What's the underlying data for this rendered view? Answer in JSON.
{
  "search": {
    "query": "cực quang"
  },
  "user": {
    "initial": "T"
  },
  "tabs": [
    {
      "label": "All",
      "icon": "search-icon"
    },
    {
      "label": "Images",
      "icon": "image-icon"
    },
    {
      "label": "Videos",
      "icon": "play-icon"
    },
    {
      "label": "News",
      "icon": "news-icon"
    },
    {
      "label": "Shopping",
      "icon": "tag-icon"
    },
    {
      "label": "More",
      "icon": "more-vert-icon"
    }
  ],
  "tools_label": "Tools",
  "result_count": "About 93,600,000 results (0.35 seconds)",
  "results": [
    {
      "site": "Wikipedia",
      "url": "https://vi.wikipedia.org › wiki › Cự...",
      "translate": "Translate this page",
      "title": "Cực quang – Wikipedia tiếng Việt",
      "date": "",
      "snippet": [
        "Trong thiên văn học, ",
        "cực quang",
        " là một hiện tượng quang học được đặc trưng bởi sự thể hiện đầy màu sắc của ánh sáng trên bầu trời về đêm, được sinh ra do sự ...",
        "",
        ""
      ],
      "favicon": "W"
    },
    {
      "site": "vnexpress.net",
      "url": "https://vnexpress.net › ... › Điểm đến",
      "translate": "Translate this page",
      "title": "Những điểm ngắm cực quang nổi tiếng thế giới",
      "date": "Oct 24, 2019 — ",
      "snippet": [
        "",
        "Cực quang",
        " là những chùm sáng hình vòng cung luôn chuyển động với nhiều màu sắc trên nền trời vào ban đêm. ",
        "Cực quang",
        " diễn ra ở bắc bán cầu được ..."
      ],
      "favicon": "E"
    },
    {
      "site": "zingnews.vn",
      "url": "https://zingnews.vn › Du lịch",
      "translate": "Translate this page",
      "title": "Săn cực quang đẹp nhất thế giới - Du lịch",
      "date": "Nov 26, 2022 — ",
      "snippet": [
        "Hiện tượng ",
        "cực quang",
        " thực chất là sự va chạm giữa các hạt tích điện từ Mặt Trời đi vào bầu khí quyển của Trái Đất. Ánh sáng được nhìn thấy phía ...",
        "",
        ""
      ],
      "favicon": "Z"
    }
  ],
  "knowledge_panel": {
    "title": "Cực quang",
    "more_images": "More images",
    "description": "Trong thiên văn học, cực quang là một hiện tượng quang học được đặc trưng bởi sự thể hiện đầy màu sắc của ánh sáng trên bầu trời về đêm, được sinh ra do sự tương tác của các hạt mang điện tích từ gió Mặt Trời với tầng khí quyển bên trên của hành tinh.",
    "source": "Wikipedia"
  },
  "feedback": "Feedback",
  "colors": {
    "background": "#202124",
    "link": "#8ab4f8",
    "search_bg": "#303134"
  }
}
------------------------------
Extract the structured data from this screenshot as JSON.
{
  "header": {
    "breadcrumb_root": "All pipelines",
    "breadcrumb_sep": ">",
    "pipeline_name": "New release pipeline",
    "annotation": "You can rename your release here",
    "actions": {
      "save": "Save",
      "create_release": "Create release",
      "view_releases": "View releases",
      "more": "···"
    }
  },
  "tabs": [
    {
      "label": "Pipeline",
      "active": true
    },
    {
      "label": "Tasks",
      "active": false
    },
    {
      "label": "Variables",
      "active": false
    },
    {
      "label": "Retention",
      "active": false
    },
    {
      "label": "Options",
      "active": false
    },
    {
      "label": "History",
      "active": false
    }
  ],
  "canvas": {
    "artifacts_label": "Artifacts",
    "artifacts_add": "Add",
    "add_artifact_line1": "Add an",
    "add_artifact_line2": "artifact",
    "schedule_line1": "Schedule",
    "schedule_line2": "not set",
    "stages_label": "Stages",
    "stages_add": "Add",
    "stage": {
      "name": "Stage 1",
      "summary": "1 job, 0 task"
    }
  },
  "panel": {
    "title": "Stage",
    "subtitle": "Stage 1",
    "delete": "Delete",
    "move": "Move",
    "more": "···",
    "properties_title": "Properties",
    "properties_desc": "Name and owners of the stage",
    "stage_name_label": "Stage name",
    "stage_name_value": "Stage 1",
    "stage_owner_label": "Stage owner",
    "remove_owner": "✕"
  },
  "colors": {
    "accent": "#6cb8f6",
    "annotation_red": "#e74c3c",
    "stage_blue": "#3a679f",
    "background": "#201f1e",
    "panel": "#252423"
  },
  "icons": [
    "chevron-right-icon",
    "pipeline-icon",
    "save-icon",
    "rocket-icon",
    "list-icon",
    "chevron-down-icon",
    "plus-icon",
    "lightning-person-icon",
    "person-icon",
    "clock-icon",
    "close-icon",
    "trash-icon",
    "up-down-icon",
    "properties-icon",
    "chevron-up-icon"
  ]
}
------------------------------
• Task instructions
Of the lines in the data, how many hold the string "vnexpress"? State the number, nothing else.

• Result of this exercise
2